Provided passage:
1. If you change the common denominator, you change the result.

We all know the adage, "insanity is doing the same thing over and over again and expecting different results."  The "fix," then, is to do things differently.  A person wishing to overcome problems, or even problem people, in his or her life needs to change himself and his own attitudes.  We are the common denominator in our own lives.  If we change, then everything "above the line" (the numerator in math terms) must change as a result.

People planning on voting once again for Obama expecting different results for America -- e.g., more jobs, economic growth, racial unity, among other things -- are, sadly, "politically insane."  The common denominator must change in order to even begin to see different and hopefully better results.

2. Life works more like a Rube Goldberg contraption than a row of falling dominoes.

Many believe that their actions work like dominoes.  You topple the first domino, and all the rest fall in order.  What actually happens many times, however, is that the actions we take, the way we live life, really affect future results more in line with a Rube Goldberg contraption.  Instead of things falling domino-style in precise order -- A into B into C into D, et cetera -- life is more like A hitting G falling onto C popping up H accelerating M...all the way to Z.  We start the ball rolling, so to speak, and through many unseen and even quirky circumstances, incredible results materialize.

The important thing here is that we don't always see the flow of our labors.  Nor do we always know the part we play in the lives of others.  We could be huge or very small.  And our very small role may be crucial to keep the machine on track.  The most important thing is to set out making "A" noble and true, so that we may eventually find ourselves at "Z" through (dare I say) "miraculous" ways.

Setting America on the right course means staying true to the fundamental principles of the Founding Fathers.  Expecting a domino effect may leave us disappointed.  But through a force "behind the scenes," we may someday (and, hopefully, soon) see a glorious end result: the Constitution re-established as the law and inspiration of the land.

3. If "truth is relative," it follows that it is also changeable.

People on the left believe that they know what is true and right and good -- even if what's true-right-good over time does a complete one-eighty.

Progressives like to play fast and loose with the truth, so what ends up happening many times is that they find themselves supporting the exact opposite idea from what they championed decades previously.

Consider the evolution of marriage in the eyes of the left.  In the late '60s, it was all about "free love" instead of marriage, because marriage was a form of male domination imposed by a patriarchal society.  Weddings put women in shackles.  Society was told to loosen the chains on women, and everyone was encouraged to live together, as opposed to being "joined in unholy wedlock."

Today, marriage is so wonderful that everyone must be allowed to get married.  Civil unions for gays?  Not good enough.

In the realm of racial harmony, Dr. Martin Luther King urged us to base our opinions of people on "the content of their character."  With the election of 2008, that concept was tossed out the window.  It was "color of skin" that mattered.  People declared with pride that they were going to "make history by voting for the first African-American president."

Why, even the church has thrown in with more and more liberal "truth" as each year blows off the calendar.  What used to be "Jesus is the answer" has been replaced with "Who really knows what Truth is?"  And this particular "relevancy" shift is potentially the most dangerous twist in the "look" of America today.

The foundational truths of our individual lives, as well as the life of a nation, determine where we are headed.

So, just how will we answer the "How do I look" question of America come November 6?

(Labeled box records)
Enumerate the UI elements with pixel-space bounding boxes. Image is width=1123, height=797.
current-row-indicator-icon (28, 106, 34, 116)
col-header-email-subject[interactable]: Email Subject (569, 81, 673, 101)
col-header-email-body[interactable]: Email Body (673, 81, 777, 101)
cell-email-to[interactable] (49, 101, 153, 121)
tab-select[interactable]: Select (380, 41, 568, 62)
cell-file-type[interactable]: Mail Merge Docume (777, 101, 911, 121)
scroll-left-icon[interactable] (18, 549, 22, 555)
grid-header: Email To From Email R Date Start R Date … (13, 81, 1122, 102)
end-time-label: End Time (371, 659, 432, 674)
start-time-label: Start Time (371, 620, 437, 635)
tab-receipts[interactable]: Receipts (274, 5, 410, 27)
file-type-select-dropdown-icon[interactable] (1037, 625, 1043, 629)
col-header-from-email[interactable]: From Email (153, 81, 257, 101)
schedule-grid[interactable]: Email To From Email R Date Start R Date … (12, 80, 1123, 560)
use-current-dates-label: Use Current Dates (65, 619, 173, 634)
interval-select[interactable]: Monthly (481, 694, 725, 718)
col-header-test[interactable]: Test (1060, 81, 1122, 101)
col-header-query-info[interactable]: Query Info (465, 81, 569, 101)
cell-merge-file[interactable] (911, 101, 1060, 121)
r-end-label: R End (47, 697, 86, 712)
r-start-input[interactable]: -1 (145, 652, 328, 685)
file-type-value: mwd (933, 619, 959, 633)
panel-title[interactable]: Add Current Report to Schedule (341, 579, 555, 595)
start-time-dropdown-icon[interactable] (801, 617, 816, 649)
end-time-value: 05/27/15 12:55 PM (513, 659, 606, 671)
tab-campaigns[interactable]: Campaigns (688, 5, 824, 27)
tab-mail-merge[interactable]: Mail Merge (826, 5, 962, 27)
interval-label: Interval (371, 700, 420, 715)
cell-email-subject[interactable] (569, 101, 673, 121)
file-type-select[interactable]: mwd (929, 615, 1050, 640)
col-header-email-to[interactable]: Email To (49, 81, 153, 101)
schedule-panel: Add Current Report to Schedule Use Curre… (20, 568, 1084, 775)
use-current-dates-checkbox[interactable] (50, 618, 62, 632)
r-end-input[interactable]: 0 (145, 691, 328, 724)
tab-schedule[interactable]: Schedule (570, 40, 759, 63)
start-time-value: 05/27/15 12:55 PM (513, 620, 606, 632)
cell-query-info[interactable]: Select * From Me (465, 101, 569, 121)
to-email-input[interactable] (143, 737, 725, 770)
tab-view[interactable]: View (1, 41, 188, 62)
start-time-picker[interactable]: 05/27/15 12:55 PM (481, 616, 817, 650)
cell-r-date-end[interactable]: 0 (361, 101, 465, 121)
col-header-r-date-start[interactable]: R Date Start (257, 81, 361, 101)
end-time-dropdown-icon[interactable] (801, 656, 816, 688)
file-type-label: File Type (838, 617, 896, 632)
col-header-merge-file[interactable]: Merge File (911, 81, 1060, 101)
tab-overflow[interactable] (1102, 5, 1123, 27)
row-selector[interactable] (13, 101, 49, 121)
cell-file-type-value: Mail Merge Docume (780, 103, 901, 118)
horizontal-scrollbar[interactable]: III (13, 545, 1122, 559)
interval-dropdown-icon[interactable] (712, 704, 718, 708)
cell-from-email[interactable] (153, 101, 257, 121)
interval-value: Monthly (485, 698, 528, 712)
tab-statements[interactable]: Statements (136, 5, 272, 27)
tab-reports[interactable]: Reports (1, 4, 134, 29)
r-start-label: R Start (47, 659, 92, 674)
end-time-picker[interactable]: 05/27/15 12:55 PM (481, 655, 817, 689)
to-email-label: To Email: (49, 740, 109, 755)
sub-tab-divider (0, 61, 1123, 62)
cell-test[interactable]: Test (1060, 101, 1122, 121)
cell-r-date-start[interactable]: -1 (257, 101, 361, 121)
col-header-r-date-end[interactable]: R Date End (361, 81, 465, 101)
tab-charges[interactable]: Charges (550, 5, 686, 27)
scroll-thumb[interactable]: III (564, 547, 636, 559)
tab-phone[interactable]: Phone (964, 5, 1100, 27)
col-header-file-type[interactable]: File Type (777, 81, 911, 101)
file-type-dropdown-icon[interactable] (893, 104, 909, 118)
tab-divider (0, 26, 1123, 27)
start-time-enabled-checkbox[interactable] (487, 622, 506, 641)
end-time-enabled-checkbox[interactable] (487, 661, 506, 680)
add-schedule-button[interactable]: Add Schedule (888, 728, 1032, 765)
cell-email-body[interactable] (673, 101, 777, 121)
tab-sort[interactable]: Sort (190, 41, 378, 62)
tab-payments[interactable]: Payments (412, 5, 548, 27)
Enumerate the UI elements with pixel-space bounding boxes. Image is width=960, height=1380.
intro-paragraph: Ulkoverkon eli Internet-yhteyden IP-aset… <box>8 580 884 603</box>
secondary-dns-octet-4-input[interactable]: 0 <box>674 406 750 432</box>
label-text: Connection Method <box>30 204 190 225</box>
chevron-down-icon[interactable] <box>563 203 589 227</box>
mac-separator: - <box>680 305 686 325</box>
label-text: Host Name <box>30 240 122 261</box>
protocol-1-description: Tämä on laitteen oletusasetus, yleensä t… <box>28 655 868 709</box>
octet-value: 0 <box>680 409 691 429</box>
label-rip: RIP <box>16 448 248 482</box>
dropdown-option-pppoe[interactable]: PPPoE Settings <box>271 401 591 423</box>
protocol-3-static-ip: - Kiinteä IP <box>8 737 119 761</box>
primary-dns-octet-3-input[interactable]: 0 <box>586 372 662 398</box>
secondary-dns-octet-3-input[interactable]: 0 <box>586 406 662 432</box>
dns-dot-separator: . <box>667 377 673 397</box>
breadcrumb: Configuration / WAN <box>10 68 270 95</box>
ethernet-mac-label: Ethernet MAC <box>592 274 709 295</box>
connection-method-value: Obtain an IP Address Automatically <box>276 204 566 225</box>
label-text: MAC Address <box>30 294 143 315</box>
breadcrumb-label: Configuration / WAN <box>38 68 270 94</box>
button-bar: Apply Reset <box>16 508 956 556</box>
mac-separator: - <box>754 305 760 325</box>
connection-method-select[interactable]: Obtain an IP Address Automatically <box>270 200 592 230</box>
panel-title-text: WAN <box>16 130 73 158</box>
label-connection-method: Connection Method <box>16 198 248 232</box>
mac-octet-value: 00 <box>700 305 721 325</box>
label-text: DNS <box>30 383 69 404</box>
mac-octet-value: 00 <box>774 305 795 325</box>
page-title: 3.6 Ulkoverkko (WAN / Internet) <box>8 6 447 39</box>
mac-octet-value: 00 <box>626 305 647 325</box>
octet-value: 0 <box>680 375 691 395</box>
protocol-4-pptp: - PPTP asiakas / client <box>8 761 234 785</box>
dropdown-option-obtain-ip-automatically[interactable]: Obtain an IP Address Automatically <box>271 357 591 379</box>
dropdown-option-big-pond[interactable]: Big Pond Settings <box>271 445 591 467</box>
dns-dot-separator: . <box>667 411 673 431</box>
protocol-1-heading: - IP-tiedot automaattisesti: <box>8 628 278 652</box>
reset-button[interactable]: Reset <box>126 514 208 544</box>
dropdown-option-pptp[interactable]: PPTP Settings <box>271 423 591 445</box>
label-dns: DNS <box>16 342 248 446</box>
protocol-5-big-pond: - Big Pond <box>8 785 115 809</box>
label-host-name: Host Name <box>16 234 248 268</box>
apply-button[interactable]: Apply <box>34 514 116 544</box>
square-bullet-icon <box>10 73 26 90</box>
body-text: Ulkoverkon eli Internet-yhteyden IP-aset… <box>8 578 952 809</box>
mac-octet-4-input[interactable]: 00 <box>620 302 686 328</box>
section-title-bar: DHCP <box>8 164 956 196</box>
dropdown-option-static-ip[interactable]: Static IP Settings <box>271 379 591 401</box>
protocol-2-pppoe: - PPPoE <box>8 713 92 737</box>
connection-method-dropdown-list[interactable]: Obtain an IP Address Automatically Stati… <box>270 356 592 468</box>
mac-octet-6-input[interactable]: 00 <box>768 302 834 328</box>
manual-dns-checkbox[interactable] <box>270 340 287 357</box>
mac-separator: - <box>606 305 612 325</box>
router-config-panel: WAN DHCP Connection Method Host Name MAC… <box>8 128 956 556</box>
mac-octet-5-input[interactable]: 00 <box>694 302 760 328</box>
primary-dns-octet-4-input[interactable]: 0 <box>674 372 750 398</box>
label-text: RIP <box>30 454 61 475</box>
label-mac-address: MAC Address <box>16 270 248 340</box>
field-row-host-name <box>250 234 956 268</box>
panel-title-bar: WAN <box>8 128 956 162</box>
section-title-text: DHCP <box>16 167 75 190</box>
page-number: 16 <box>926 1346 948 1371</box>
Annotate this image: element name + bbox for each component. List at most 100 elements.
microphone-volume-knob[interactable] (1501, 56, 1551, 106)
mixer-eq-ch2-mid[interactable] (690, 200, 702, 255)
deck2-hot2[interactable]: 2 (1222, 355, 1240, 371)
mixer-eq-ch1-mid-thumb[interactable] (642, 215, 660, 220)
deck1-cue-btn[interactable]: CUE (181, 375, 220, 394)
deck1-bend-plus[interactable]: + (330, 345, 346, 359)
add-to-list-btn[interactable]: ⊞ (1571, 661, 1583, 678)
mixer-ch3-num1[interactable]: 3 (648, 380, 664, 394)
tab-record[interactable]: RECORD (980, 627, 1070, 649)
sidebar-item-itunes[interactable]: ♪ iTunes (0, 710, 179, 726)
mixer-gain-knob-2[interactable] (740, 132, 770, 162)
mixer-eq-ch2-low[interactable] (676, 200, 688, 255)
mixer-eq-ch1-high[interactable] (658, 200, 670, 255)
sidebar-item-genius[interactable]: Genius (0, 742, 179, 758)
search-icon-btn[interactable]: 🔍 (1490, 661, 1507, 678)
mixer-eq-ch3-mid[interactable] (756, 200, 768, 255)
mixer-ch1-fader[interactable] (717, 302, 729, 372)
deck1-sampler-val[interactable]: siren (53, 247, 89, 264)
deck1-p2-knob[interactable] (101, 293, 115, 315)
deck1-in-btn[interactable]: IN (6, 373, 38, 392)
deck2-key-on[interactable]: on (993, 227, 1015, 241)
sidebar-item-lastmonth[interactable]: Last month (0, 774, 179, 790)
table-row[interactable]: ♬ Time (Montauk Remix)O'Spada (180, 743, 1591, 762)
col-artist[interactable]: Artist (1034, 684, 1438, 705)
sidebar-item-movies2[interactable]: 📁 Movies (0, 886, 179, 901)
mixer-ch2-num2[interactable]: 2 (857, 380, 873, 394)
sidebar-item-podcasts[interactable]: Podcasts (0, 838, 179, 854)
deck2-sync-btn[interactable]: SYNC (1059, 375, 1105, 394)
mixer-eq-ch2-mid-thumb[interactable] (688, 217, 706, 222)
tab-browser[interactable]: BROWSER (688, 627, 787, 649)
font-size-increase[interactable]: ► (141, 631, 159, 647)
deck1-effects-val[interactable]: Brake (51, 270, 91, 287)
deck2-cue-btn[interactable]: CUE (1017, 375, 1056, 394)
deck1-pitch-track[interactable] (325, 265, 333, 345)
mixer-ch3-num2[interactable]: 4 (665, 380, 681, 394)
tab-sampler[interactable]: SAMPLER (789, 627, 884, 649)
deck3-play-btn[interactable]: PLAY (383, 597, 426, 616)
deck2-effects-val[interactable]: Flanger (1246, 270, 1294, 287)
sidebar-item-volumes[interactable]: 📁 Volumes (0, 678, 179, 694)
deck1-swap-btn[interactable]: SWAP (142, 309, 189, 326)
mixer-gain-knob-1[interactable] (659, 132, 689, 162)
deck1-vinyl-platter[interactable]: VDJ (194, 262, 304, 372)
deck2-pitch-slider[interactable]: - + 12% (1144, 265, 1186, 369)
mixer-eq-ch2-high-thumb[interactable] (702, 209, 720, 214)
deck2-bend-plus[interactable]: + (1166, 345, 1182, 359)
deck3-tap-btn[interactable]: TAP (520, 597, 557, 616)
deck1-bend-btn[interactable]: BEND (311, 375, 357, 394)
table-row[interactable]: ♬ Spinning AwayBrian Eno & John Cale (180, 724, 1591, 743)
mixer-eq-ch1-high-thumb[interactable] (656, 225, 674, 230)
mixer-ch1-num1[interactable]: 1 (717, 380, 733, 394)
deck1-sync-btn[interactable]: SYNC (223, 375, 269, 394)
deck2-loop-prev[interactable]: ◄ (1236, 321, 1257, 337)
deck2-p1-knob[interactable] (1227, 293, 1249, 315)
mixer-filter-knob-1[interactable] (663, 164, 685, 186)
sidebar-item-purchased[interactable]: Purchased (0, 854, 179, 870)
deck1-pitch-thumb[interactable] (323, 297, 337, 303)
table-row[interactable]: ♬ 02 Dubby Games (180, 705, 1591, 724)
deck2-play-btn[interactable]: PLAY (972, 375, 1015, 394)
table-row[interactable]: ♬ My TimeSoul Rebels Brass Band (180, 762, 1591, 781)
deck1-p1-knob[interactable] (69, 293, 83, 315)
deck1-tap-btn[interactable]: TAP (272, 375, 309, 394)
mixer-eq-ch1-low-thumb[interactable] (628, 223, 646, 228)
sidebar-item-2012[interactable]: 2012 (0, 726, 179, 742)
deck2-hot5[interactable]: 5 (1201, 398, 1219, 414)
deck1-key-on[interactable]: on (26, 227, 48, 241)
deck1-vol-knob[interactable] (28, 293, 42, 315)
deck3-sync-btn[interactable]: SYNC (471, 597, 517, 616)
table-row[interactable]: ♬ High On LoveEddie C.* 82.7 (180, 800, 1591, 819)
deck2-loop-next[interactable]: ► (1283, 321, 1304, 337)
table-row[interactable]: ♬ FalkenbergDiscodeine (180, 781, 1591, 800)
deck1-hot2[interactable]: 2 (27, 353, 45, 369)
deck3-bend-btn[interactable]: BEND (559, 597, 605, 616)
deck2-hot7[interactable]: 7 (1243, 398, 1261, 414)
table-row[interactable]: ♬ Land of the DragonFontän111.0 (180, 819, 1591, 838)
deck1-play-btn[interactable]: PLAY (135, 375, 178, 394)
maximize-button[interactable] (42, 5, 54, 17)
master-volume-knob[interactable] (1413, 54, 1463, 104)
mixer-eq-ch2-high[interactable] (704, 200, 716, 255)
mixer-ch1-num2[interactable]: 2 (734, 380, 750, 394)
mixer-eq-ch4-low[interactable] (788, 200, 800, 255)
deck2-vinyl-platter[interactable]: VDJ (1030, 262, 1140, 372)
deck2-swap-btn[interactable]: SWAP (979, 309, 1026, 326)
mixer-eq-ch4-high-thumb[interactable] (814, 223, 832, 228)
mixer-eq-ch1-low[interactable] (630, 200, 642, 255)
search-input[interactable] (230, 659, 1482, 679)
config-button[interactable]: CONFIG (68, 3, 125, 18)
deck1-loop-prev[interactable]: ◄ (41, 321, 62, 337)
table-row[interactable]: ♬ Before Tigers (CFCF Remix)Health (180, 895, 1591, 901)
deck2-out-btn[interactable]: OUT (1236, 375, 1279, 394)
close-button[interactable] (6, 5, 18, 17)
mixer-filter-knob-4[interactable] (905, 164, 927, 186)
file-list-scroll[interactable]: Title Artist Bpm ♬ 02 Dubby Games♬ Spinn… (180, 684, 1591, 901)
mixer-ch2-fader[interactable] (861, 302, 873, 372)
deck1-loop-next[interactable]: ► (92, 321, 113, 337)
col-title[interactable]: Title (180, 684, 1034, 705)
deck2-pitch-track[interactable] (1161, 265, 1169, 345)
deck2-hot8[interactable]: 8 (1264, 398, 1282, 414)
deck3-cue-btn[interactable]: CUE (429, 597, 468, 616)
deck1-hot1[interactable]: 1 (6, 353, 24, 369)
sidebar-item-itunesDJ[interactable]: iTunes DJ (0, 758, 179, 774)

Problems to work on:
a) List the numbered headings that divide the passage.
b) Duplicate the portion of the passage between "Setting America on" and "a complete one-eighty.", inclusive.

Results by task:
a)
1. If you change the common denominator, you change the result.
2. Life works more like a Rube Goldberg contraption than a row of falling dominoes.
3. If "truth is relative," it follows that it is also changeable.

b)
Setting America on the right course means staying true to the fundamental principles of the Founding Fathers.  Expecting a domino effect may leave us disappointed.  But through a force "behind the scenes," we may someday (and, hopefully, soon) see a glorious end result: the Constitution re-established as the law and inspiration of the land.

3. If "truth is relative," it follows that it is also changeable.

People on the left believe that they know what is true and right and good -- even if what's true-right-good over time does a complete one-eighty.